(MATERIALS PROVIDED Opens)
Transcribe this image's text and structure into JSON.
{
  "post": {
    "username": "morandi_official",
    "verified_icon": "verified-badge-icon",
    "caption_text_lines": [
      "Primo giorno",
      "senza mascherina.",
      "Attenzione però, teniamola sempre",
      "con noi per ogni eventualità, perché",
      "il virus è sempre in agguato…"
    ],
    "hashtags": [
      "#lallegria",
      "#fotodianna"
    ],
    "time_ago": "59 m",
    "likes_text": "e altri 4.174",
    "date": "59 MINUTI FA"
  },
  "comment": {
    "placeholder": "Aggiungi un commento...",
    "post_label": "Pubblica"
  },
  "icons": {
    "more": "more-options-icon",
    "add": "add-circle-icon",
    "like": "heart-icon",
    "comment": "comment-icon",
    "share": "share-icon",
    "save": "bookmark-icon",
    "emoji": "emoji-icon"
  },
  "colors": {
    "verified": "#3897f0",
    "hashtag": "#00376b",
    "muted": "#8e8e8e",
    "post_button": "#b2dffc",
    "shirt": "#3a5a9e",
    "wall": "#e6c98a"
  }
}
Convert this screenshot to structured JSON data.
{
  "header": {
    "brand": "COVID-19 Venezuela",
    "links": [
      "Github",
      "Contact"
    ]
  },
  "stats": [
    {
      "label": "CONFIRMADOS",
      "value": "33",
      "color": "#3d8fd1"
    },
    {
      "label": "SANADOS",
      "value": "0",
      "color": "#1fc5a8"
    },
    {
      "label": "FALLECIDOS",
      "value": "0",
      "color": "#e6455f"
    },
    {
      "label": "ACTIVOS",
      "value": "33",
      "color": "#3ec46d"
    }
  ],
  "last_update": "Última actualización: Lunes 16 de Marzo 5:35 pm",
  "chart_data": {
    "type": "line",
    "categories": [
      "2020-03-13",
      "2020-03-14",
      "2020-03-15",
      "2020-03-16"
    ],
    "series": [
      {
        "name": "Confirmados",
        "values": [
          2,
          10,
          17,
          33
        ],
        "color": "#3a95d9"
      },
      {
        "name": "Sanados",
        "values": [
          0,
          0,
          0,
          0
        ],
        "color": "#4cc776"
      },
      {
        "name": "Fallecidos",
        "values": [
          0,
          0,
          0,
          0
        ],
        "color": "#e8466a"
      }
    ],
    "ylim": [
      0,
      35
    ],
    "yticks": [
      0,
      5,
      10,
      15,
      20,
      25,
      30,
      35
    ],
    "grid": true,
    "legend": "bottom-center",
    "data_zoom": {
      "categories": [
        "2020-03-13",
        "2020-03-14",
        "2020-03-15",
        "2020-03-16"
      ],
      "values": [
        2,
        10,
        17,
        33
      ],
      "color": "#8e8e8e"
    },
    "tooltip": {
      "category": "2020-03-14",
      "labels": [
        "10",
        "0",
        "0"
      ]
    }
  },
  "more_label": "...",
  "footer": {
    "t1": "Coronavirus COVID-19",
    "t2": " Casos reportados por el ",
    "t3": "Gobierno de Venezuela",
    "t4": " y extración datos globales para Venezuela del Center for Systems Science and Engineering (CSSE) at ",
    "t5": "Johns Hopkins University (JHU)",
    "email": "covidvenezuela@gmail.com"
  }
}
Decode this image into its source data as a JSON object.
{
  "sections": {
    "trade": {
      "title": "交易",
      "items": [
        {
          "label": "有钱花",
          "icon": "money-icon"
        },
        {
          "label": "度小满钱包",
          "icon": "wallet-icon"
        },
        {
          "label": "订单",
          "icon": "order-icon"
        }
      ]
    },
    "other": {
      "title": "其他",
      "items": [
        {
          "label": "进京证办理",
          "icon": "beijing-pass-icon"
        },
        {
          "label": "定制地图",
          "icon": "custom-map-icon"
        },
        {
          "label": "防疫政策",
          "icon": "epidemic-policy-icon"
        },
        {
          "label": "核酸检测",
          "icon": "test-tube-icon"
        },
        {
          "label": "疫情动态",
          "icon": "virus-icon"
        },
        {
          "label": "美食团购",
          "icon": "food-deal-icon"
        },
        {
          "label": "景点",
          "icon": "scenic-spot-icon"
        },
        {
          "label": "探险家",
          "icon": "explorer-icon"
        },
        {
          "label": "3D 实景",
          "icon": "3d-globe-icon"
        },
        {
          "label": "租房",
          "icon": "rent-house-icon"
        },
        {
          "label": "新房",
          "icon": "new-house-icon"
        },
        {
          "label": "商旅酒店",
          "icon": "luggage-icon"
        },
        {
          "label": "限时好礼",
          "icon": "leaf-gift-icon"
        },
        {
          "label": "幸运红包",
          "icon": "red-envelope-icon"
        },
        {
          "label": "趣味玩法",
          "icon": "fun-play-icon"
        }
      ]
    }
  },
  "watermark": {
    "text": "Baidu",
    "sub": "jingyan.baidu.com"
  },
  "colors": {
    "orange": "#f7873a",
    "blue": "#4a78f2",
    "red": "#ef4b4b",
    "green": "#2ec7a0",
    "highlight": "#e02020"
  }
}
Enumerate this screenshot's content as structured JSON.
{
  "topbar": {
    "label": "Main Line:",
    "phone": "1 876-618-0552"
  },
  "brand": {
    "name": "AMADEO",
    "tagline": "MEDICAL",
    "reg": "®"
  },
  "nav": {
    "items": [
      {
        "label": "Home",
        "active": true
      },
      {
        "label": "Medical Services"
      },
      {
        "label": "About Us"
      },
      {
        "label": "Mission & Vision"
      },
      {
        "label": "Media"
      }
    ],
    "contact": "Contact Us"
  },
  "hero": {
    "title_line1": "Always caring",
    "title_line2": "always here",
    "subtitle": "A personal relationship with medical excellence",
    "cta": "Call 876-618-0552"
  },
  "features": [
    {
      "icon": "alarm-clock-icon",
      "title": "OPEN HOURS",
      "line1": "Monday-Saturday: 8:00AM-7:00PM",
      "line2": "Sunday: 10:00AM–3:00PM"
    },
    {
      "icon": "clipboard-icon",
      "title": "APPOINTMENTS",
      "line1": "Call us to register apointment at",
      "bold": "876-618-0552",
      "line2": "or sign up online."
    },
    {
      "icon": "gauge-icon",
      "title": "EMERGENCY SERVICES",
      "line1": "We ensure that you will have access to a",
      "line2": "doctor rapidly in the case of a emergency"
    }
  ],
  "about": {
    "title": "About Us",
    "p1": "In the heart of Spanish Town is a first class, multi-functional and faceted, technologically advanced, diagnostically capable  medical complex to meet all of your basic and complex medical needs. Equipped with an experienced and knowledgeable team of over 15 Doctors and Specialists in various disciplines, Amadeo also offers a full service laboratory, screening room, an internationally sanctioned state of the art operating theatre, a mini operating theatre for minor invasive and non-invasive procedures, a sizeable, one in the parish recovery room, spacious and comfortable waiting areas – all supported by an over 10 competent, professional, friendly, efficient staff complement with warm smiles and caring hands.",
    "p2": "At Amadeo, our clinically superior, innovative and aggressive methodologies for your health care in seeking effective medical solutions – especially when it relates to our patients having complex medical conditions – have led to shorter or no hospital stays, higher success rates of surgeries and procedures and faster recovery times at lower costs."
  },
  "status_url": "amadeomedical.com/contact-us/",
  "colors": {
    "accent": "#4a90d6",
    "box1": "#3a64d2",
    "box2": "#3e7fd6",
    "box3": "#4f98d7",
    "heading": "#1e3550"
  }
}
(MATERIALS PROVIDED Closes)
# EXERCISE PROMPT:
Each line of the data above containing the string "image" is to be copied.

# FINAL ANSWER:
Transcribe this image's text and structure into JSON.
Decode this image into its source data as a JSON object.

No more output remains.